### Aim of the exercise
Say how many lines include the word "conductivity", using only a number.

### Data records
═══
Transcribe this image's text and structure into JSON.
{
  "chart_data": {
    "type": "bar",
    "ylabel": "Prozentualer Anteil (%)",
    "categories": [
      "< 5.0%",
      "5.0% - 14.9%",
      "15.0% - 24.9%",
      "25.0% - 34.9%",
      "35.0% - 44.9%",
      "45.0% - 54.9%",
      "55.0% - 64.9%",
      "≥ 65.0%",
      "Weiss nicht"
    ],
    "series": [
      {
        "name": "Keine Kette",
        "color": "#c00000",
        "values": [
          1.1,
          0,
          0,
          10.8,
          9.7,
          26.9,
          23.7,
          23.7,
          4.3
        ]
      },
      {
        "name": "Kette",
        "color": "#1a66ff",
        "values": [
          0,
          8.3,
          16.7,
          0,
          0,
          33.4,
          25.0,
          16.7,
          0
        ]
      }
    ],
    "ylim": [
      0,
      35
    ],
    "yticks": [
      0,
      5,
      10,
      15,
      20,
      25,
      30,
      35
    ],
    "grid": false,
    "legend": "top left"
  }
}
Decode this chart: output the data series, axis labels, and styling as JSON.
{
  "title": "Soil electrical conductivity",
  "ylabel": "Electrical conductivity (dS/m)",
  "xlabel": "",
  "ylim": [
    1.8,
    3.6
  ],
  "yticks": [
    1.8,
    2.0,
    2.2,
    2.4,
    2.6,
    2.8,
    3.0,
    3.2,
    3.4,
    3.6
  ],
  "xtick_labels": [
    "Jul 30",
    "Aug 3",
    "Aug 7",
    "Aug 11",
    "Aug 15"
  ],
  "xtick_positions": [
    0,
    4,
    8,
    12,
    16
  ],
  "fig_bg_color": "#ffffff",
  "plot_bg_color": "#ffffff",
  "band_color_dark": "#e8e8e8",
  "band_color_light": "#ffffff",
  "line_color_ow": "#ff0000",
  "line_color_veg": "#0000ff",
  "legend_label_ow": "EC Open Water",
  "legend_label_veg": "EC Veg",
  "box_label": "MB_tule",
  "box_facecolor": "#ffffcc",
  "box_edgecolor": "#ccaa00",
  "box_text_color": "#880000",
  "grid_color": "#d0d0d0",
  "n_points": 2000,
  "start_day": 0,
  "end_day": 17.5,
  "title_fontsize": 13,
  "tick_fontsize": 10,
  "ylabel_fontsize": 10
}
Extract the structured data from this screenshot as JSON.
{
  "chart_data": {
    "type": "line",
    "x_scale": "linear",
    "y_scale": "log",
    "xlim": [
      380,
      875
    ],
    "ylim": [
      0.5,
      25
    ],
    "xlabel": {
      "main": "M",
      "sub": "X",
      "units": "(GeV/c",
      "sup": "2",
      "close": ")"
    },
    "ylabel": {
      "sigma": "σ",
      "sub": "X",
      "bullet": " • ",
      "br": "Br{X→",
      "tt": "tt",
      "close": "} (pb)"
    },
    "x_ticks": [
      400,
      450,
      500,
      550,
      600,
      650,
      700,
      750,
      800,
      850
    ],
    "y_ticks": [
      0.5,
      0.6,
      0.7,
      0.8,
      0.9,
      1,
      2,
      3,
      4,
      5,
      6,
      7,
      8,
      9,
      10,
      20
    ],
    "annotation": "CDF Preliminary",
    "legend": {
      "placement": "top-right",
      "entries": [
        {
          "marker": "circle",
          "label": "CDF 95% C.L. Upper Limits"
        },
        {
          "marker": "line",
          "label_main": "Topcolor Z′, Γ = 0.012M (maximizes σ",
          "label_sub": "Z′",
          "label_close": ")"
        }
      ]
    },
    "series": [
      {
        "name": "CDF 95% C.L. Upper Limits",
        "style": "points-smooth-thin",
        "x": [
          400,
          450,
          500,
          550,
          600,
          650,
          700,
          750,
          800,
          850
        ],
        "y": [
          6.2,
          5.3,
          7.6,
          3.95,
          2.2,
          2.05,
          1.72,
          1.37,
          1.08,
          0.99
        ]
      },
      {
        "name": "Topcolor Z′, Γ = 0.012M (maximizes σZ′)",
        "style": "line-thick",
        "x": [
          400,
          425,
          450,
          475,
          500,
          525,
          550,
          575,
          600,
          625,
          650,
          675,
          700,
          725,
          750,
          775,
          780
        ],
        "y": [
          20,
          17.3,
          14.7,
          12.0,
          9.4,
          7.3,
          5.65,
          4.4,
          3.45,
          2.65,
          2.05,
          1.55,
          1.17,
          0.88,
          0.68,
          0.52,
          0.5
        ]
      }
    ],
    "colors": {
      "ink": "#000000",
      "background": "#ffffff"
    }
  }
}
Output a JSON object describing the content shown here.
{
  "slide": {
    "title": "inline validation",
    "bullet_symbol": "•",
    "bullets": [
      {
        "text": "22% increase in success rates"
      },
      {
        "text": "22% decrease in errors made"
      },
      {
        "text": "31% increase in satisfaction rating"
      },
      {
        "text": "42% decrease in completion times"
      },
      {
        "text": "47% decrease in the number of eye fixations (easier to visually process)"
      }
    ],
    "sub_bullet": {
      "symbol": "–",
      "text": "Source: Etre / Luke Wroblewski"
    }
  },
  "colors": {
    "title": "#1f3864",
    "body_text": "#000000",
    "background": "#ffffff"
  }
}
═══
### Solution below
2